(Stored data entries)
========================================
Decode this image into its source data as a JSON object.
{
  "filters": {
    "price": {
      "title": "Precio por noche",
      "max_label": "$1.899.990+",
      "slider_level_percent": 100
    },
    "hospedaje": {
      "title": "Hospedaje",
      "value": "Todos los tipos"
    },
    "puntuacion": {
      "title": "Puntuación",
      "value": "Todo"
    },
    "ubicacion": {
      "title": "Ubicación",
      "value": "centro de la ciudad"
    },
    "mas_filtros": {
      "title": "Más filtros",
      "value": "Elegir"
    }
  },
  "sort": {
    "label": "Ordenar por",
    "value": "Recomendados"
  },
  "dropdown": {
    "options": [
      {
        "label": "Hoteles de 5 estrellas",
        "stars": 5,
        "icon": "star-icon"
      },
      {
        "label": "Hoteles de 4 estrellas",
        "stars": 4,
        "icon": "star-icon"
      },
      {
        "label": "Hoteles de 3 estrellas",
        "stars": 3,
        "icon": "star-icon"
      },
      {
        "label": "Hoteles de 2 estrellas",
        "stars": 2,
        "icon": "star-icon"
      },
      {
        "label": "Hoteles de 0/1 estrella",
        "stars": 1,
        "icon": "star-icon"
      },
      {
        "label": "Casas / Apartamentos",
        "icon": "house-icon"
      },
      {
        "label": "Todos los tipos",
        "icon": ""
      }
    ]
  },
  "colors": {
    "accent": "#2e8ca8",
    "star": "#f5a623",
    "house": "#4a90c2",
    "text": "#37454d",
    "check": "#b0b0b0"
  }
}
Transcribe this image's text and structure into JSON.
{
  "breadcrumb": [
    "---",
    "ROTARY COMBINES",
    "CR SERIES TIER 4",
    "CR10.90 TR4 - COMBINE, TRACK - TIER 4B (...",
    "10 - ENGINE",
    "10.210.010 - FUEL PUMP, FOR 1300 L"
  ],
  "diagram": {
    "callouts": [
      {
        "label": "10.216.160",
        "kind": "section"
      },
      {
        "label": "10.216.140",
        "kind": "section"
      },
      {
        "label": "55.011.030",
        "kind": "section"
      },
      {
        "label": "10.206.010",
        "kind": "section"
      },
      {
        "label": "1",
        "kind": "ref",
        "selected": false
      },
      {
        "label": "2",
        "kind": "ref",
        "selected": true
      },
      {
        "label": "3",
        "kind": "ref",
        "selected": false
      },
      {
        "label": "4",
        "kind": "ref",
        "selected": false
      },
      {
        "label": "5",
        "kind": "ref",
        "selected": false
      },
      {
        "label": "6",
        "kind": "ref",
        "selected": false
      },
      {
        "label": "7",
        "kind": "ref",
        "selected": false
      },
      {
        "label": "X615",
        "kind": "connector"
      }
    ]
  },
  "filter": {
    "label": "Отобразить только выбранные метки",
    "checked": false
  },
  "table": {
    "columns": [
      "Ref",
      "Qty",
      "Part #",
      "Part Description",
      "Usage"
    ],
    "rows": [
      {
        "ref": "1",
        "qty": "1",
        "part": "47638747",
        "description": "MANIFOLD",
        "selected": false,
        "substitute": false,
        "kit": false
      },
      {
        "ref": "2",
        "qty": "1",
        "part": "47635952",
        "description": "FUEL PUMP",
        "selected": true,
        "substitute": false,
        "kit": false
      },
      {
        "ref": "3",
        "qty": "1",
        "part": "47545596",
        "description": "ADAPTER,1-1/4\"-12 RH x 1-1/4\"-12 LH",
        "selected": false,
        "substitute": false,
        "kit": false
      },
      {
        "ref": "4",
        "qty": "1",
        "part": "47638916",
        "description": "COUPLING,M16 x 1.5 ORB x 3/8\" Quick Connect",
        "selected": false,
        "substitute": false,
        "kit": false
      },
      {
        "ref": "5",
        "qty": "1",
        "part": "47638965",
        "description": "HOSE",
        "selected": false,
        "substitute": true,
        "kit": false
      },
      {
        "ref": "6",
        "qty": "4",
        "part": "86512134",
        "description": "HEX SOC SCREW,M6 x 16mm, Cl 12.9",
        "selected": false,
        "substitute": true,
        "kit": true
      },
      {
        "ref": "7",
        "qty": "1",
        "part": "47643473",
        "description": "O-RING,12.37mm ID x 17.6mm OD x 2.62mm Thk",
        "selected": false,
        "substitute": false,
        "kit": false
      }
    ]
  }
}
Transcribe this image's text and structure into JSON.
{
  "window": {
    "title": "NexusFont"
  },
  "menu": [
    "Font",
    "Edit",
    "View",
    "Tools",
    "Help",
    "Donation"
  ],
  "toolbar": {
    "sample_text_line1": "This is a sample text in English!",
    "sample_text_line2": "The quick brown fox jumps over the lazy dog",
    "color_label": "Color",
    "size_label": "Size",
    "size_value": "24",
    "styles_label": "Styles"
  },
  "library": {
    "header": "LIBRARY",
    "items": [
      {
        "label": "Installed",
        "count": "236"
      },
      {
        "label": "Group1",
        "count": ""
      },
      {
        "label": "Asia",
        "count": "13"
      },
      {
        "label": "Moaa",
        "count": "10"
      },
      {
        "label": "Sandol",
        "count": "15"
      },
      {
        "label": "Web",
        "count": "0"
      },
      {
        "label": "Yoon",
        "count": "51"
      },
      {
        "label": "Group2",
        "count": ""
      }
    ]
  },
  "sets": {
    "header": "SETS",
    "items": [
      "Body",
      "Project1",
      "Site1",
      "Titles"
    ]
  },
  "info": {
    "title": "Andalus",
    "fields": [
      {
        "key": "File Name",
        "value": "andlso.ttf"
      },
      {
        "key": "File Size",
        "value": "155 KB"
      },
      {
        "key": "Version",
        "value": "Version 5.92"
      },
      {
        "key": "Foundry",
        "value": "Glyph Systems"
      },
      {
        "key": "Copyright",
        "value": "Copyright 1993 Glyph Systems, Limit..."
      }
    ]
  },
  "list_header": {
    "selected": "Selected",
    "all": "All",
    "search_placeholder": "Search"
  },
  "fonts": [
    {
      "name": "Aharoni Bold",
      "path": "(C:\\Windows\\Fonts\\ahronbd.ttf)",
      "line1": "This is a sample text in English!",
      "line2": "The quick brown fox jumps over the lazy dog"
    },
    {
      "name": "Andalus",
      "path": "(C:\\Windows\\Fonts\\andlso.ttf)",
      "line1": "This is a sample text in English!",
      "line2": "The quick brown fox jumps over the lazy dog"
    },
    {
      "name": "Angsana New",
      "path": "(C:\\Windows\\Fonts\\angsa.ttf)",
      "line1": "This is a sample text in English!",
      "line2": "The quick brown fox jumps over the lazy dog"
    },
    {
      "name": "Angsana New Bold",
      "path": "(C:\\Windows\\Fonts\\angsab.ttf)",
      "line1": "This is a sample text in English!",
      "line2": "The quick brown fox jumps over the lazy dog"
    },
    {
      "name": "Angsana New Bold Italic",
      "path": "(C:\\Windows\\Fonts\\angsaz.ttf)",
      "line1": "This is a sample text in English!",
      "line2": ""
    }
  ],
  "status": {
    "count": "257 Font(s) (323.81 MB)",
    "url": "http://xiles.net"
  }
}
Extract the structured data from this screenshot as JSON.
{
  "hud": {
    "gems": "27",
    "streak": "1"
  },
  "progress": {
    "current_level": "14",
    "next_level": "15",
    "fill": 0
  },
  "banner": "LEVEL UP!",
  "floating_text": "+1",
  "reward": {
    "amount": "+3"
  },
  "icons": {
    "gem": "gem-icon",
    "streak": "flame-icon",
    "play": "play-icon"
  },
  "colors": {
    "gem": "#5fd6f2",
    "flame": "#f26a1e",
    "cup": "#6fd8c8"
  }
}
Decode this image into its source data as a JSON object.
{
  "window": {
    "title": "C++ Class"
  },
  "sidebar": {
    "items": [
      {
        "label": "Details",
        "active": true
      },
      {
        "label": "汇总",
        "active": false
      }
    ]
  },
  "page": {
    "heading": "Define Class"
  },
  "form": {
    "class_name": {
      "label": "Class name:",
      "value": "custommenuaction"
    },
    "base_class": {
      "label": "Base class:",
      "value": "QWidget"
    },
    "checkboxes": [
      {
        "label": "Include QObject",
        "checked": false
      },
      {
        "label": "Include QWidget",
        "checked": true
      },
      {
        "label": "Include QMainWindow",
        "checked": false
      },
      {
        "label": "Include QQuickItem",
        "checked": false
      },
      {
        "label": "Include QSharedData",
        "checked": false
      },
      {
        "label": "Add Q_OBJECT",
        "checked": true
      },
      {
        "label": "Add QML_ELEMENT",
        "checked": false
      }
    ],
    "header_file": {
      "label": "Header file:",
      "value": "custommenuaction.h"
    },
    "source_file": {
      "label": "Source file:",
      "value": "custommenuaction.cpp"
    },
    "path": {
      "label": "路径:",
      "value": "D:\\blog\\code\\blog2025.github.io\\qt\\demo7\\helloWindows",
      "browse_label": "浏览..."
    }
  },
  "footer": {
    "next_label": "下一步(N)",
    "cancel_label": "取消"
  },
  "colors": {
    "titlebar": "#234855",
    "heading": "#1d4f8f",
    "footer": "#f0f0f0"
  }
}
========================================
### Task requirements
Identify each line in the records above that contains the word "path", and copy it out in full.

### Solution for this task
      "path": "(C:\\Windows\\Fonts\\ahronbd.ttf)",
      "path": "(C:\\Windows\\Fonts\\andlso.ttf)",
      "path": "(C:\\Windows\\Fonts\\angsa.ttf)",
      "path": "(C:\\Windows\\Fonts\\angsab.ttf)",
      "path": "(C:\\Windows\\Fonts\\angsaz.ttf)",
    "path": {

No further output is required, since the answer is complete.